## Task instructions
Go through the listing below and list every line with "rest".

## Provided data
· · · · ·

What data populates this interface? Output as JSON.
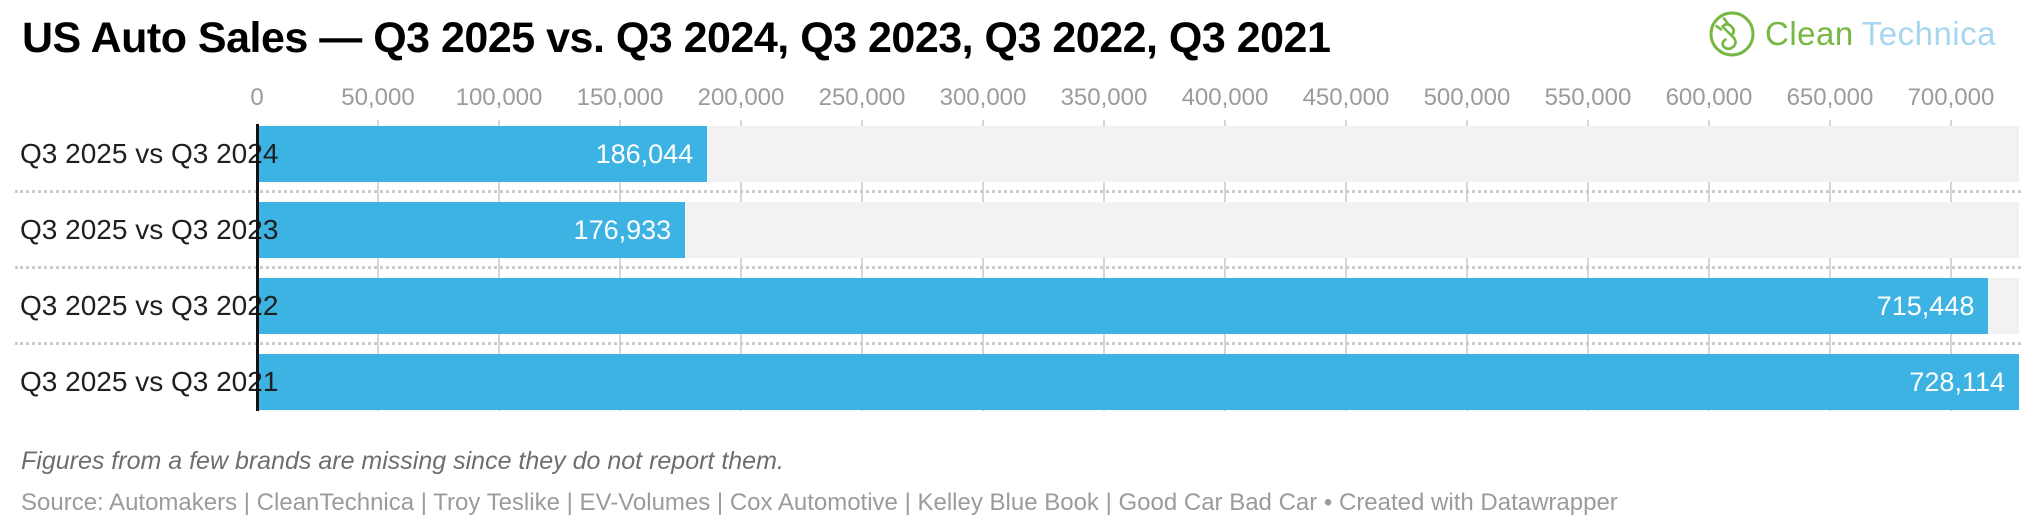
{
  "header": {
    "title": "US Auto Sales — Q3 2025 vs. Q3 2024, Q3 2023, Q3 2022, Q3 2021",
    "logo": {
      "text_green": "Clean",
      "text_blue": "Technica",
      "green_color": "#76b843",
      "blue_color": "#a7d6f0"
    }
  },
  "chart_data": {
    "type": "bar",
    "orientation": "horizontal",
    "title": "US Auto Sales — Q3 2025 vs. Q3 2024, Q3 2023, Q3 2022, Q3 2021",
    "categories": [
      "Q3 2025 vs Q3 2024",
      "Q3 2025 vs Q3 2023",
      "Q3 2025 vs Q3 2022",
      "Q3 2025 vs Q3 2021"
    ],
    "values": [
      186044,
      176933,
      715448,
      728114
    ],
    "value_labels": [
      "186,044",
      "176,933",
      "715,448",
      "728,114"
    ],
    "x_ticks": [
      0,
      50000,
      100000,
      150000,
      200000,
      250000,
      300000,
      350000,
      400000,
      450000,
      500000,
      550000,
      600000,
      650000,
      700000
    ],
    "x_tick_labels": [
      "0",
      "50,000",
      "100,000",
      "150,000",
      "200,000",
      "250,000",
      "300,000",
      "350,000",
      "400,000",
      "450,000",
      "500,000",
      "550,000",
      "600,000",
      "650,000",
      "700,000"
    ],
    "xlim": [
      0,
      728114
    ],
    "xlabel": "",
    "ylabel": "",
    "grid": true,
    "legend": false,
    "colors": {
      "bar": "#3cb3e2",
      "band": "#f2f2f2",
      "grid": "#d6d6d6",
      "separator": "#cccccc",
      "axis": "#111111",
      "tick_text": "#9b9b9b",
      "label_text": "#1f1f1f",
      "value_text": "#ffffff"
    }
  },
  "footer": {
    "note": "Figures from a few brands are missing since they do not report them.",
    "source": "Source: Automakers | CleanTechnica | Troy Teslike | EV-Volumes | Cox Automotive | Kelley Blue Book | Good Car Bad Car • Created with Datawrapper"
  }
}
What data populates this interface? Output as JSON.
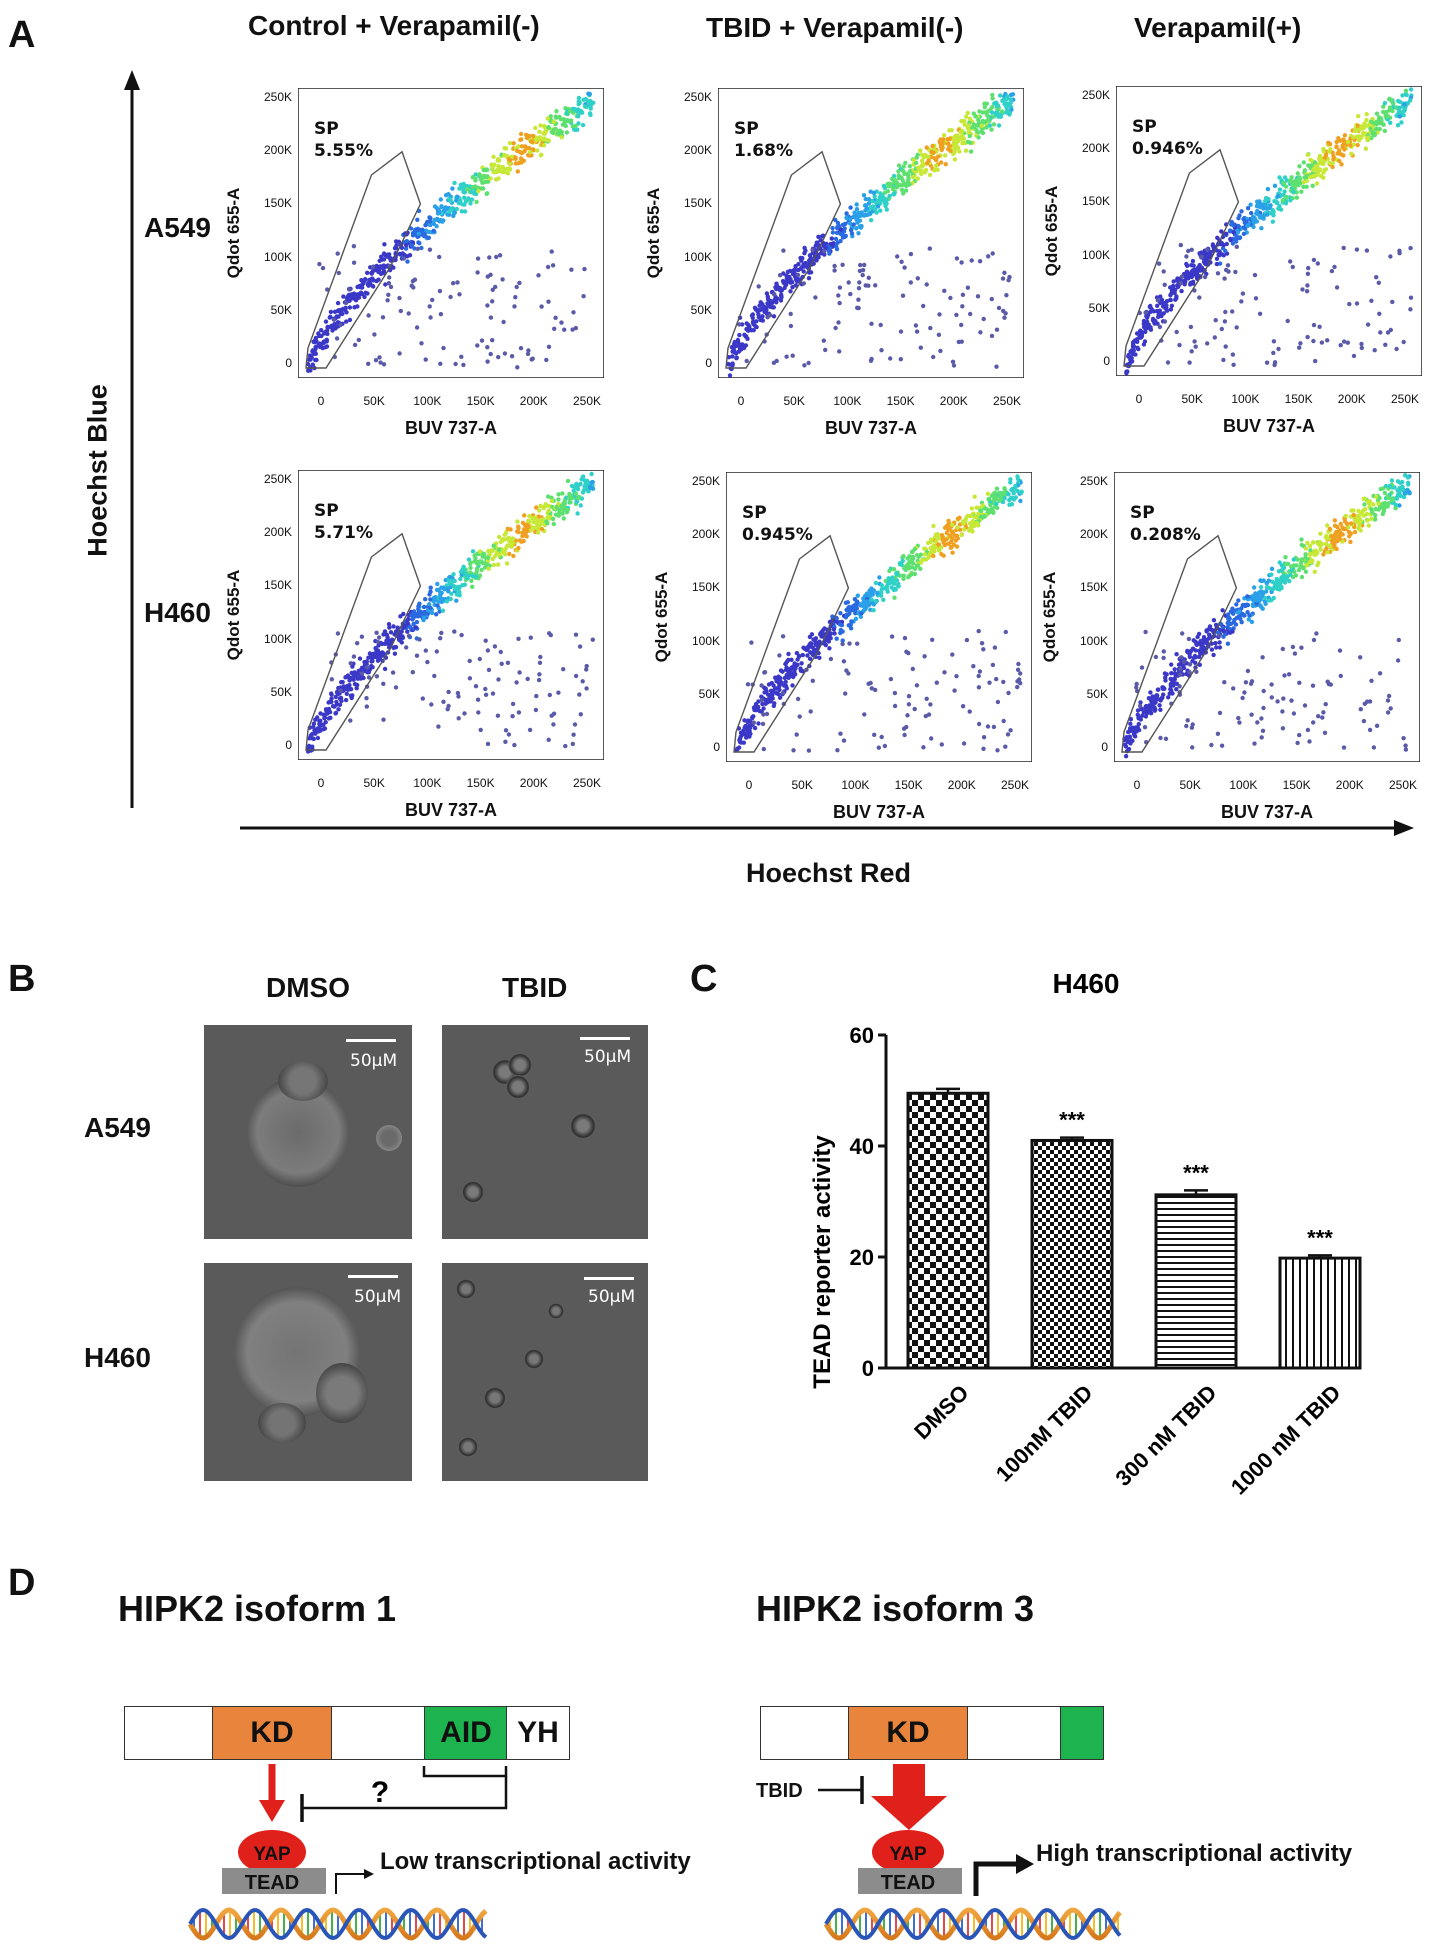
{
  "panelA": {
    "letter": "A",
    "col_titles": [
      "Control + Verapamil(-)",
      "TBID +  Verapamil(-)",
      "Verapamil(+)"
    ],
    "row_labels": [
      "A549",
      "H460"
    ],
    "y_axis_big": "Hoechst Blue",
    "x_axis_big": "Hoechst Red",
    "plot_ylabel": "Qdot 655-A",
    "plot_xlabel": "BUV 737-A",
    "y_ticks": [
      "250K",
      "200K",
      "150K",
      "100K",
      "50K",
      "0"
    ],
    "x_ticks": [
      "0",
      "50K",
      "100K",
      "150K",
      "200K",
      "250K"
    ],
    "sp_label": "SP",
    "sp_values": [
      [
        "5.55%",
        "1.68%",
        "0.946%"
      ],
      [
        "5.71%",
        "0.945%",
        "0.208%"
      ]
    ]
  },
  "panelB": {
    "letter": "B",
    "col_titles": [
      "DMSO",
      "TBID"
    ],
    "row_labels": [
      "A549",
      "H460"
    ],
    "scale_text": "50μM"
  },
  "panelC": {
    "letter": "C",
    "chart_data": {
      "type": "bar",
      "title": "H460",
      "ylabel": "TEAD reporter activity",
      "categories": [
        "DMSO",
        "100nM TBID",
        "300 nM TBID",
        "1000 nM TBID"
      ],
      "values": [
        49.5,
        41,
        31.2,
        19.8
      ],
      "errors": [
        0.8,
        0.5,
        0.8,
        0.5
      ],
      "significance": [
        "",
        "***",
        "***",
        "***"
      ],
      "ylim": [
        0,
        60
      ],
      "y_ticks": [
        0,
        20,
        40,
        60
      ]
    }
  },
  "panelD": {
    "letter": "D",
    "isoform1": {
      "title": "HIPK2 isoform 1",
      "kd": "KD",
      "aid": "AID",
      "yh": "YH",
      "question": "?",
      "yap": "YAP",
      "tead": "TEAD",
      "activity": "Low transcriptional activity"
    },
    "isoform3": {
      "title": "HIPK2 isoform 3",
      "kd": "KD",
      "tbid": "TBID",
      "yap": "YAP",
      "tead": "TEAD",
      "activity": "High transcriptional activity"
    }
  }
}
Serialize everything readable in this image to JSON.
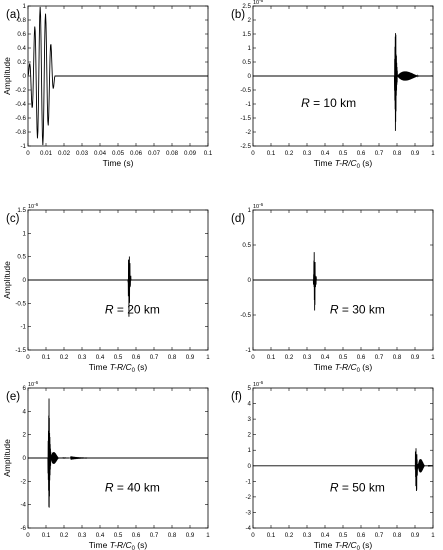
{
  "chart_data": [
    {
      "type": "line",
      "panel_label": "(a)",
      "title": "",
      "xlabel": "Time (s)",
      "ylabel": "Amplitude",
      "xlim": [
        0,
        0.1
      ],
      "ylim": [
        -1,
        1
      ],
      "xticks": [
        0,
        0.01,
        0.02,
        0.03,
        0.04,
        0.05,
        0.06,
        0.07,
        0.08,
        0.09,
        0.1
      ],
      "xticklabels": [
        "0",
        "0.01",
        "0.02",
        "0.03",
        "0.04",
        "0.05",
        "0.06",
        "0.07",
        "0.08",
        "0.09",
        "0.1"
      ],
      "yticks": [
        -1,
        -0.8,
        -0.6,
        -0.4,
        -0.2,
        0,
        0.2,
        0.4,
        0.6,
        0.8,
        1
      ],
      "yticklabels": [
        "-1",
        "-0.8",
        "-0.6",
        "-0.4",
        "-0.2",
        "0",
        "0.2",
        "0.4",
        "0.6",
        "0.8",
        "1"
      ],
      "exponent": "",
      "annotation": "",
      "signal": {
        "kind": "tone_burst",
        "t0": 0,
        "t1": 0.015,
        "cycles": 5,
        "amp": 1.0
      },
      "series": [
        {
          "x": [
            0,
            0.0015,
            0.003,
            0.0045,
            0.006,
            0.0075,
            0.009,
            0.0105,
            0.012,
            0.0135,
            0.015,
            0.1
          ],
          "y": [
            0,
            0.3,
            -0.5,
            0.5,
            -0.85,
            0.95,
            -0.9,
            0.8,
            -0.55,
            0.25,
            0,
            0
          ]
        }
      ],
      "grid": false
    },
    {
      "type": "line",
      "panel_label": "(b)",
      "title": "",
      "xlabel": "Time T-R/C0 (s)",
      "xlabel_parts": {
        "pre": "Time ",
        "italic": "T-R/C",
        "sub": "0",
        "post": " (s)"
      },
      "ylabel": "",
      "xlim": [
        0,
        1
      ],
      "ylim": [
        -2.5,
        2.5
      ],
      "xticks": [
        0,
        0.1,
        0.2,
        0.3,
        0.4,
        0.5,
        0.6,
        0.7,
        0.8,
        0.9,
        1
      ],
      "xticklabels": [
        "0",
        "0.1",
        "0.2",
        "0.3",
        "0.4",
        "0.5",
        "0.6",
        "0.7",
        "0.8",
        "0.9",
        "1"
      ],
      "yticks": [
        -2.5,
        -2,
        -1.5,
        -1,
        -0.5,
        0,
        0.5,
        1,
        1.5,
        2,
        2.5
      ],
      "yticklabels": [
        "-2.5",
        "-2",
        "-1.5",
        "-1",
        "-0.5",
        "0",
        "0.5",
        "1",
        "1.5",
        "2",
        "2.5"
      ],
      "exponent": "10",
      "exponent_power": "-6",
      "annotation": {
        "italic": "R",
        "rest": " = 10 km"
      },
      "signal": {
        "kind": "arrival",
        "t": 0.79,
        "amp": 2.4,
        "tail_amp": 0.3,
        "tail_len": 0.2
      },
      "grid": false
    },
    {
      "type": "line",
      "panel_label": "(c)",
      "title": "",
      "xlabel": "Time T-R/C0 (s)",
      "xlabel_parts": {
        "pre": "Time ",
        "italic": "T-R/C",
        "sub": "0",
        "post": " (s)"
      },
      "ylabel": "Amplitude",
      "xlim": [
        0,
        1
      ],
      "ylim": [
        -1.5,
        1.5
      ],
      "xticks": [
        0,
        0.1,
        0.2,
        0.3,
        0.4,
        0.5,
        0.6,
        0.7,
        0.8,
        0.9,
        1
      ],
      "xticklabels": [
        "0",
        "0.1",
        "0.2",
        "0.3",
        "0.4",
        "0.5",
        "0.6",
        "0.7",
        "0.8",
        "0.9",
        "1"
      ],
      "yticks": [
        -1.5,
        -1,
        -0.5,
        0,
        0.5,
        1,
        1.5
      ],
      "yticklabels": [
        "-1.5",
        "-1",
        "-0.5",
        "0",
        "0.5",
        "1",
        "1.5"
      ],
      "exponent": "10",
      "exponent_power": "-6",
      "annotation": {
        "italic": "R",
        "rest": " = 20 km"
      },
      "signal": {
        "kind": "arrival",
        "t": 0.56,
        "amp": 1.3,
        "tail_amp": 0.5,
        "tail_len": 0.06
      },
      "grid": false
    },
    {
      "type": "line",
      "panel_label": "(d)",
      "title": "",
      "xlabel": "Time T-R/C0 (s)",
      "xlabel_parts": {
        "pre": "Time ",
        "italic": "T-R/C",
        "sub": "0",
        "post": " (s)"
      },
      "ylabel": "",
      "xlim": [
        0,
        1
      ],
      "ylim": [
        -1,
        1
      ],
      "xticks": [
        0,
        0.1,
        0.2,
        0.3,
        0.4,
        0.5,
        0.6,
        0.7,
        0.8,
        0.9,
        1
      ],
      "xticklabels": [
        "0",
        "0.1",
        "0.2",
        "0.3",
        "0.4",
        "0.5",
        "0.6",
        "0.7",
        "0.8",
        "0.9",
        "1"
      ],
      "yticks": [
        -1,
        -0.5,
        0,
        0.5,
        1
      ],
      "yticklabels": [
        "-1",
        "-0.5",
        "0",
        "0.5",
        "1"
      ],
      "exponent": "10",
      "exponent_power": "-6",
      "annotation": {
        "italic": "R",
        "rest": " = 30 km"
      },
      "signal": {
        "kind": "arrival",
        "t": 0.34,
        "amp": 0.85,
        "tail_amp": 0.3,
        "tail_len": 0.07
      },
      "grid": false
    },
    {
      "type": "line",
      "panel_label": "(e)",
      "title": "",
      "xlabel": "Time T-R/C0 (s)",
      "xlabel_parts": {
        "pre": "Time ",
        "italic": "T-R/C",
        "sub": "0",
        "post": " (s)"
      },
      "ylabel": "Amplitude",
      "xlim": [
        0,
        1
      ],
      "ylim": [
        -6,
        6
      ],
      "xticks": [
        0,
        0.1,
        0.2,
        0.3,
        0.4,
        0.5,
        0.6,
        0.7,
        0.8,
        0.9,
        1
      ],
      "xticklabels": [
        "0",
        "0.1",
        "0.2",
        "0.3",
        "0.4",
        "0.5",
        "0.6",
        "0.7",
        "0.8",
        "0.9",
        "1"
      ],
      "yticks": [
        -6,
        -4,
        -2,
        0,
        2,
        4,
        6
      ],
      "yticklabels": [
        "-6",
        "-4",
        "-2",
        "0",
        "2",
        "4",
        "6"
      ],
      "exponent": "10",
      "exponent_power": "-6",
      "annotation": {
        "italic": "R",
        "rest": " = 40 km"
      },
      "signal": {
        "kind": "arrival",
        "t": 0.115,
        "amp": 5.7,
        "tail_amp": 1.3,
        "tail_len": 0.08
      },
      "grid": false
    },
    {
      "type": "line",
      "panel_label": "(f)",
      "title": "",
      "xlabel": "Time T-R/C0 (s)",
      "xlabel_parts": {
        "pre": "Time ",
        "italic": "T-R/C",
        "sub": "0",
        "post": " (s)"
      },
      "ylabel": "",
      "xlim": [
        0,
        1
      ],
      "ylim": [
        -4,
        5
      ],
      "xticks": [
        0,
        0.1,
        0.2,
        0.3,
        0.4,
        0.5,
        0.6,
        0.7,
        0.8,
        0.9,
        1
      ],
      "xticklabels": [
        "0",
        "0.1",
        "0.2",
        "0.3",
        "0.4",
        "0.5",
        "0.6",
        "0.7",
        "0.8",
        "0.9",
        "1"
      ],
      "yticks": [
        -4,
        -3,
        -2,
        -1,
        0,
        1,
        2,
        3,
        4,
        5
      ],
      "yticklabels": [
        "-4",
        "-3",
        "-2",
        "-1",
        "0",
        "1",
        "2",
        "3",
        "4",
        "5"
      ],
      "exponent": "10",
      "exponent_power": "-6",
      "annotation": {
        "italic": "R",
        "rest": " = 50 km"
      },
      "signal": {
        "kind": "arrival",
        "t": 0.905,
        "amp": 4.2,
        "tail_amp": 1.1,
        "tail_len": 0.07
      },
      "grid": false
    }
  ]
}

· · · · ·

## Task response
        "rest": " = 10 km"
        "rest": " = 20 km"
        "rest": " = 30 km"
        "rest": " = 40 km"
        "rest": " = 50 km"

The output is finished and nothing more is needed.